§ PROBLEM REQUIREMENTS
Report each line of the data that has "What" somewhere in it.
--- START DATASET CONTENT ---
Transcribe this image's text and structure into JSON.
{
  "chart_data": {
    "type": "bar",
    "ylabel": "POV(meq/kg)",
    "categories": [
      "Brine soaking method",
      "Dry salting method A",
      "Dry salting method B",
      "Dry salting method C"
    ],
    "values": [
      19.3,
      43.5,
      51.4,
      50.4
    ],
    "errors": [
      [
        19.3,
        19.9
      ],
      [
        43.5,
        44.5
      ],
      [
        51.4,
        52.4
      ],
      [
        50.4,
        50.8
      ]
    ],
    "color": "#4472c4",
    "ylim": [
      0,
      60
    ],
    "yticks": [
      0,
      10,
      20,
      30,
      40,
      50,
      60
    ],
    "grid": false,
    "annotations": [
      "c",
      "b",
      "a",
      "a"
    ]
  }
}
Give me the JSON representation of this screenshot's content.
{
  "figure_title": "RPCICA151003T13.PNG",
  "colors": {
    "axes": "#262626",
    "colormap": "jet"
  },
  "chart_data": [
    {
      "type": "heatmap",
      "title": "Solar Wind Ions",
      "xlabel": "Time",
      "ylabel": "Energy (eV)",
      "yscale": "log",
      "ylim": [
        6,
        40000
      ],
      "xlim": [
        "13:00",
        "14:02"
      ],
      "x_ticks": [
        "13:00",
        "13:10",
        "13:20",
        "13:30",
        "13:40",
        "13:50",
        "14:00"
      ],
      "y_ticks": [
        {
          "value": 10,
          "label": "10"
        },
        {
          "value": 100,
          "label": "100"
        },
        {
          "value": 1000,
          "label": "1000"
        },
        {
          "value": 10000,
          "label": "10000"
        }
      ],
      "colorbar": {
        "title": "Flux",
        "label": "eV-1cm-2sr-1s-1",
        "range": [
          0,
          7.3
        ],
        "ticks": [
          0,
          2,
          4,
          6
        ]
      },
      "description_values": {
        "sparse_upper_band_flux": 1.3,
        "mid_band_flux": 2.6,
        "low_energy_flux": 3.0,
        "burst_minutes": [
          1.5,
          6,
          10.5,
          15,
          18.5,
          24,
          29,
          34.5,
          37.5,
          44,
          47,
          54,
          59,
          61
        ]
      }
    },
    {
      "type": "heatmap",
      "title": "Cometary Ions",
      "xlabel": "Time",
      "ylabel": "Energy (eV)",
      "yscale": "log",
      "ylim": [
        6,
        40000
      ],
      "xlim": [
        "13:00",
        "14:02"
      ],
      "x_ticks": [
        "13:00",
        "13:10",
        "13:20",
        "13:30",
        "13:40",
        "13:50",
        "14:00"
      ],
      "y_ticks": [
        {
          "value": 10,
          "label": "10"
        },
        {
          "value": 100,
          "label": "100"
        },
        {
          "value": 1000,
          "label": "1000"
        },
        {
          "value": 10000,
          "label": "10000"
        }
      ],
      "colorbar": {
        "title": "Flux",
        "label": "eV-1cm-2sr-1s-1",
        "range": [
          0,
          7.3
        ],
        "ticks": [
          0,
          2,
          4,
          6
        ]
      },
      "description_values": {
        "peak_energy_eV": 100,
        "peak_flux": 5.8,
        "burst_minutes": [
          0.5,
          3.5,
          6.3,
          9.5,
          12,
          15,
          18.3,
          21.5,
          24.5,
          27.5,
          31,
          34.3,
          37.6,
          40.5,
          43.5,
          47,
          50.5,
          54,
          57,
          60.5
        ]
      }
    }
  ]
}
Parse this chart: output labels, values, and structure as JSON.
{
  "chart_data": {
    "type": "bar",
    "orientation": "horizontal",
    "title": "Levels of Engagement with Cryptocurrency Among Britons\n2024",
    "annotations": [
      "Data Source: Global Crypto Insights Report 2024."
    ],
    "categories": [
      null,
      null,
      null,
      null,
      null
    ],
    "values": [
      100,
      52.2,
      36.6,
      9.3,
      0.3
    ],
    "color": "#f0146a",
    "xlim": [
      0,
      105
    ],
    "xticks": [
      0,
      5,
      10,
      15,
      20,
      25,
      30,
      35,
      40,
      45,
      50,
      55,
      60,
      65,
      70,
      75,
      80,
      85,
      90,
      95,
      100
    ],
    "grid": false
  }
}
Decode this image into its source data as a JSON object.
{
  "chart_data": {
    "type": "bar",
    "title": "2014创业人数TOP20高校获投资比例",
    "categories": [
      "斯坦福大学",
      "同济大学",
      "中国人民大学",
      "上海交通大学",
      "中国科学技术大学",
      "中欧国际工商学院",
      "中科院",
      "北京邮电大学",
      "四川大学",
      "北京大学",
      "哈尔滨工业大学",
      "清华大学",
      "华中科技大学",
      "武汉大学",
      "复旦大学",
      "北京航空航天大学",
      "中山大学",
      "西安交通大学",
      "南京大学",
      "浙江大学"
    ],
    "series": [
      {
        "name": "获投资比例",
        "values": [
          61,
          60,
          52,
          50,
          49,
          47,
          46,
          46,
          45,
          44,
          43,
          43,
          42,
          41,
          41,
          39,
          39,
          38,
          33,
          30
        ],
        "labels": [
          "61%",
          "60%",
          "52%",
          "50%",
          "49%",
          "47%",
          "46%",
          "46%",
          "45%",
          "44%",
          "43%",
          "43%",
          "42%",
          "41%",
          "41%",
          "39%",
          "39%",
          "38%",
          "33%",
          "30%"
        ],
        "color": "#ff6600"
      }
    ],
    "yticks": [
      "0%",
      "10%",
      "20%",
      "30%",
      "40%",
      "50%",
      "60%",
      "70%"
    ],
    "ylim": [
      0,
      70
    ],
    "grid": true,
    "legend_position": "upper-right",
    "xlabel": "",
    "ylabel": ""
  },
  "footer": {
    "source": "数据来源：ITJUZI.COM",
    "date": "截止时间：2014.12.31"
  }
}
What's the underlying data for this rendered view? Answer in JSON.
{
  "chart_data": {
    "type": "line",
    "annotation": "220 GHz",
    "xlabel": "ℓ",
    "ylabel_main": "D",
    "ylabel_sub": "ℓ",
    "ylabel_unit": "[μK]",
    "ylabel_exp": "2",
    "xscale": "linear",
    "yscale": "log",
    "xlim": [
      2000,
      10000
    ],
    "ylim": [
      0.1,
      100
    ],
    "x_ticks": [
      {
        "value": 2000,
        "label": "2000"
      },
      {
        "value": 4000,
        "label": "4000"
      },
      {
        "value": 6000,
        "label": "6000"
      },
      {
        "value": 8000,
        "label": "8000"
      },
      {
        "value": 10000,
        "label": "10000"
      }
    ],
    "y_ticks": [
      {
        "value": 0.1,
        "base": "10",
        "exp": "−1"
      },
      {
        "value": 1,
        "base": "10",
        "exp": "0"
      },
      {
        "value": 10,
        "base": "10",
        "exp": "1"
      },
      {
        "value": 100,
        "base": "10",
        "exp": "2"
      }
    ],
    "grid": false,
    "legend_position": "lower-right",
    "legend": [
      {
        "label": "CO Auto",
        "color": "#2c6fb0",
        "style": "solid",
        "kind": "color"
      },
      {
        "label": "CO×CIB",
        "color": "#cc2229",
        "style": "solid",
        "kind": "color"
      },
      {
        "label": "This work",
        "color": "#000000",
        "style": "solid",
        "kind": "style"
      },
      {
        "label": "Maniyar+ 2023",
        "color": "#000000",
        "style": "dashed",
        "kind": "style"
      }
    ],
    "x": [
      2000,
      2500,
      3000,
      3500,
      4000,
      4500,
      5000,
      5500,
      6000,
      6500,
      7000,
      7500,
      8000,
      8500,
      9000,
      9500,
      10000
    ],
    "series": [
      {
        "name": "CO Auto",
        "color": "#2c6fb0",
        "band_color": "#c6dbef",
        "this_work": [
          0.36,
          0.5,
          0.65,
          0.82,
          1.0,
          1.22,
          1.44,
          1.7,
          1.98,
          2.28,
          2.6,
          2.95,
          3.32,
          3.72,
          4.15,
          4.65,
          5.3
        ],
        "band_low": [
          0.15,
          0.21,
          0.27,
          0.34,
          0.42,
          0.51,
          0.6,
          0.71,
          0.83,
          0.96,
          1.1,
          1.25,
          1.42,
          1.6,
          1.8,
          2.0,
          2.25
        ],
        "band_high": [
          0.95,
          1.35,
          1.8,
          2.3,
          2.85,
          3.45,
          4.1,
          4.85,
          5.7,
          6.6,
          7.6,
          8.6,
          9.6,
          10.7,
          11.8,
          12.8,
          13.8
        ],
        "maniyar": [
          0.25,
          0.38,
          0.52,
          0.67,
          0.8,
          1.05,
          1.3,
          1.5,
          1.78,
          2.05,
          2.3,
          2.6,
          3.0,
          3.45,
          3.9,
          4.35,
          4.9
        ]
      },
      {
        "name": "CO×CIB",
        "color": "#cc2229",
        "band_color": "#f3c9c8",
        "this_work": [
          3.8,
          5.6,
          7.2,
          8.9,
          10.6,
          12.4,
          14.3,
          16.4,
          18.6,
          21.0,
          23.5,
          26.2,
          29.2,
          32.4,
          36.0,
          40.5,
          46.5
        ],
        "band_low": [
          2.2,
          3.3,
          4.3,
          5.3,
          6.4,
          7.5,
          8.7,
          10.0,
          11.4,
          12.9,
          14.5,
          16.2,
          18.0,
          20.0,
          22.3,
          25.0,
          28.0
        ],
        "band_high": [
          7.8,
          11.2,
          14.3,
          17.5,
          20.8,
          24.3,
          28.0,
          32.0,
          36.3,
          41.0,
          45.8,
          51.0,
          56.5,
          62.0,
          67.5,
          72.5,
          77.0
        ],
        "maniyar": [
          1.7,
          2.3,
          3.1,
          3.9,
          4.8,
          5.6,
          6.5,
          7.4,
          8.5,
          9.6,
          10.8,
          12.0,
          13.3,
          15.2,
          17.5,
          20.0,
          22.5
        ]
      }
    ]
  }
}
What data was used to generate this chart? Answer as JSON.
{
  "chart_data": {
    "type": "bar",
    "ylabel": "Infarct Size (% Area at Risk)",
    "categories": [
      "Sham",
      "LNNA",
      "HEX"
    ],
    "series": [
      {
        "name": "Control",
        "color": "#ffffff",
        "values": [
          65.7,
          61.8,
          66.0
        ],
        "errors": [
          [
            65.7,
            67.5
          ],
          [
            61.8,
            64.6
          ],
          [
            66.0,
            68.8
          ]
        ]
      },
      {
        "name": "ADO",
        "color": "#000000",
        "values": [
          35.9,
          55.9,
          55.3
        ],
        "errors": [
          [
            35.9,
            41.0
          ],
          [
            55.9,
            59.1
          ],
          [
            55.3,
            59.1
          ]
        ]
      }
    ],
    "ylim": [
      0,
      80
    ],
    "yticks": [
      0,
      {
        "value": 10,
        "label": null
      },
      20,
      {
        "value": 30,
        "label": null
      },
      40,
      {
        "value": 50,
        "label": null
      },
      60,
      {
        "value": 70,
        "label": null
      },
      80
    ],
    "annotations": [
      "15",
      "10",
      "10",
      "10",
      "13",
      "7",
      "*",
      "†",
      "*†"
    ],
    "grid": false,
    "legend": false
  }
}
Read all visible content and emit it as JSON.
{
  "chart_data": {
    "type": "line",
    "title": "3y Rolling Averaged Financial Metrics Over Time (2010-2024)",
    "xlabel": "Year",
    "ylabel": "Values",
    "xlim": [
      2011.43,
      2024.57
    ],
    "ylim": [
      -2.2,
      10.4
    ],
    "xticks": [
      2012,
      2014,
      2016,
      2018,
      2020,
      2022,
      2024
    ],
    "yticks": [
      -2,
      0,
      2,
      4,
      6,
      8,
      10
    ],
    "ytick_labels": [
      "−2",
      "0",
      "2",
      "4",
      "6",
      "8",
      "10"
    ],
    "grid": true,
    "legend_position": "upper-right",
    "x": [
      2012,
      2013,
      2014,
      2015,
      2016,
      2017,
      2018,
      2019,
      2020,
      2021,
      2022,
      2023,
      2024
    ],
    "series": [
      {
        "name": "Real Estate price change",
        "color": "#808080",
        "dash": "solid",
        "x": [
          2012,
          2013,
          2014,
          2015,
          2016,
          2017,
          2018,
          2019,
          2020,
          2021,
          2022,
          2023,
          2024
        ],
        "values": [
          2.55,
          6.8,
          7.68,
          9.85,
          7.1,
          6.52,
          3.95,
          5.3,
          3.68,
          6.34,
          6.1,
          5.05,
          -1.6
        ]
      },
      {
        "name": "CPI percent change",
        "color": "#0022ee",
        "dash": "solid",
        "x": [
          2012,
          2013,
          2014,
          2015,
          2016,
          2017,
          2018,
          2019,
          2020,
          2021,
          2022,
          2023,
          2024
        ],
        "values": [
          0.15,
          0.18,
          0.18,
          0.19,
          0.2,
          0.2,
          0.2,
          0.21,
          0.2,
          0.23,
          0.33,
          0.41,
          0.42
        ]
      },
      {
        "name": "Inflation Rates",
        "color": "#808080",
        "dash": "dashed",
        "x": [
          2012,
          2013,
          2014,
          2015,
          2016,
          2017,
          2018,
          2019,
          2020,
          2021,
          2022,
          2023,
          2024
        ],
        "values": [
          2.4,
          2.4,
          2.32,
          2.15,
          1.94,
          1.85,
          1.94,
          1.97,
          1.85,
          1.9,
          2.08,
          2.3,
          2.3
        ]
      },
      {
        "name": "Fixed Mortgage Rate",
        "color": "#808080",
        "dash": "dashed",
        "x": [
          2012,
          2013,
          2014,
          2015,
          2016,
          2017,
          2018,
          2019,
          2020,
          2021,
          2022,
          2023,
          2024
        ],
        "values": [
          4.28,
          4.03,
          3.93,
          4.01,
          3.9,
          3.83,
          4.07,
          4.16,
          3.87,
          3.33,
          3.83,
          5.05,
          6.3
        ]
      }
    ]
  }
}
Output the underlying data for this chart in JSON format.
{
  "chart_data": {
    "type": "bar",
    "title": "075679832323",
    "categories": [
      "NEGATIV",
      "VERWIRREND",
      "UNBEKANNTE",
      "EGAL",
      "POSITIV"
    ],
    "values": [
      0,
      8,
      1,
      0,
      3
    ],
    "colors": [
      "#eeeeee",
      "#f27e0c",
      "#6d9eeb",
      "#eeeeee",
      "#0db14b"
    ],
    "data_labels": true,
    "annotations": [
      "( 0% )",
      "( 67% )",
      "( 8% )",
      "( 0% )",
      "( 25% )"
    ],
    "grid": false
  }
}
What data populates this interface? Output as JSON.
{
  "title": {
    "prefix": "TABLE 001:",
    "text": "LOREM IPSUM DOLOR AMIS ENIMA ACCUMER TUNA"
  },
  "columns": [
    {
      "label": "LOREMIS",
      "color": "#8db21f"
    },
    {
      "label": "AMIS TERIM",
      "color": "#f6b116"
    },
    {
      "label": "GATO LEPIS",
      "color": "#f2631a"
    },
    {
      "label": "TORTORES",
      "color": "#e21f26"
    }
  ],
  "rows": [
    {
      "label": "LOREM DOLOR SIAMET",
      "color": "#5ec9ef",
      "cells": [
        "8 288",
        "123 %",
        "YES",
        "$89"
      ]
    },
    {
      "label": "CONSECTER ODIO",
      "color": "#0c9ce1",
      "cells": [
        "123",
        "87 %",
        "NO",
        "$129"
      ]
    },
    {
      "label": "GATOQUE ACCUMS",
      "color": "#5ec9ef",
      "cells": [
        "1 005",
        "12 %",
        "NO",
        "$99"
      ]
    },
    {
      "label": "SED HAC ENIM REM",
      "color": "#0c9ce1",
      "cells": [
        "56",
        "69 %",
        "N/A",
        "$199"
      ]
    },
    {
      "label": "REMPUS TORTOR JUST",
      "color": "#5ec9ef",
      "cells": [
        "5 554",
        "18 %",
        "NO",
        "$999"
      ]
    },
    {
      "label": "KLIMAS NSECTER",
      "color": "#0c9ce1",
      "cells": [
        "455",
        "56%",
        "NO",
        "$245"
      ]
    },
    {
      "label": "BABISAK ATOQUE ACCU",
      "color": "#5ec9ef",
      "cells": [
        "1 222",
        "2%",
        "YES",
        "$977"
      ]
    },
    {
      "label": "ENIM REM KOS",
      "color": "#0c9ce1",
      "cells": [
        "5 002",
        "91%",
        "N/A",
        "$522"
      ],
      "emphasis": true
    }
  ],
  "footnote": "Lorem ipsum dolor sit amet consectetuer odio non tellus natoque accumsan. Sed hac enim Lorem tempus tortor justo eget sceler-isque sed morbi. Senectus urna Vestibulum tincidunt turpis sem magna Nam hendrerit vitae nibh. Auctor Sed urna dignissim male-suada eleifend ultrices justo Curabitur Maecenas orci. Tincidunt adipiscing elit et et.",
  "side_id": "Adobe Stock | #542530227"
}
--- END DATASET CONTENT ---
§ FINAL RESULT
What's the underlying data for this rendered view? Answer in JSON.
What data was used to generate this chart? Answer as JSON.
What data populates this interface? Output as JSON.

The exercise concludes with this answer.